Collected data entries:
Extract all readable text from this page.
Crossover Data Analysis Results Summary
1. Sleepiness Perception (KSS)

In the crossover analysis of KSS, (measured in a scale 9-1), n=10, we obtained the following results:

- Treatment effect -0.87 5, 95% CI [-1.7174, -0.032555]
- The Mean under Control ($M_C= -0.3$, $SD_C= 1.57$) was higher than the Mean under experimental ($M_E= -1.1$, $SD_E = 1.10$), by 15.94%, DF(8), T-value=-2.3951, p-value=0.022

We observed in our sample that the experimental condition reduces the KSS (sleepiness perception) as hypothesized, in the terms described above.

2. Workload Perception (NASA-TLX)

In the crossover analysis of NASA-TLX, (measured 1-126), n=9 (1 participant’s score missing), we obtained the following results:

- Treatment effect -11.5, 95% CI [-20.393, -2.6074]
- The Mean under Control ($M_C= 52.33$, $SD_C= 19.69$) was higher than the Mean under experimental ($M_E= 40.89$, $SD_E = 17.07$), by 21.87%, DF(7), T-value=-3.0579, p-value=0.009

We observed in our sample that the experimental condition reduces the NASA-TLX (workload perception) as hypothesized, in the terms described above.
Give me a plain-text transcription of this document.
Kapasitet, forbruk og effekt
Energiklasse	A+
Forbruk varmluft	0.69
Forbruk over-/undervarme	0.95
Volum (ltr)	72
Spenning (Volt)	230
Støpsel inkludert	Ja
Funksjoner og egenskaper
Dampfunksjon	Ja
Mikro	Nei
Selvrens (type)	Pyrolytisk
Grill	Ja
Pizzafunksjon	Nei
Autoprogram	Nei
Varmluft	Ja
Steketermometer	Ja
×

Work required: Take the lines above from the one holding "Give me a plain-text" to the last and output them exactly.

Solution for this exercise:
Give me a plain-text transcription of this document.
Kapasitet, forbruk og effekt
Energiklasse	A+
Forbruk varmluft	0.69
Forbruk over-/undervarme	0.95
Volum (ltr)	72
Spenning (Volt)	230
Støpsel inkludert	Ja
Funksjoner og egenskaper
Dampfunksjon	Ja
Mikro	Nei
Selvrens (type)	Pyrolytisk
Grill	Ja
Pizzafunksjon	Nei
Autoprogram	Nei
Varmluft	Ja
Steketermometer	Ja
×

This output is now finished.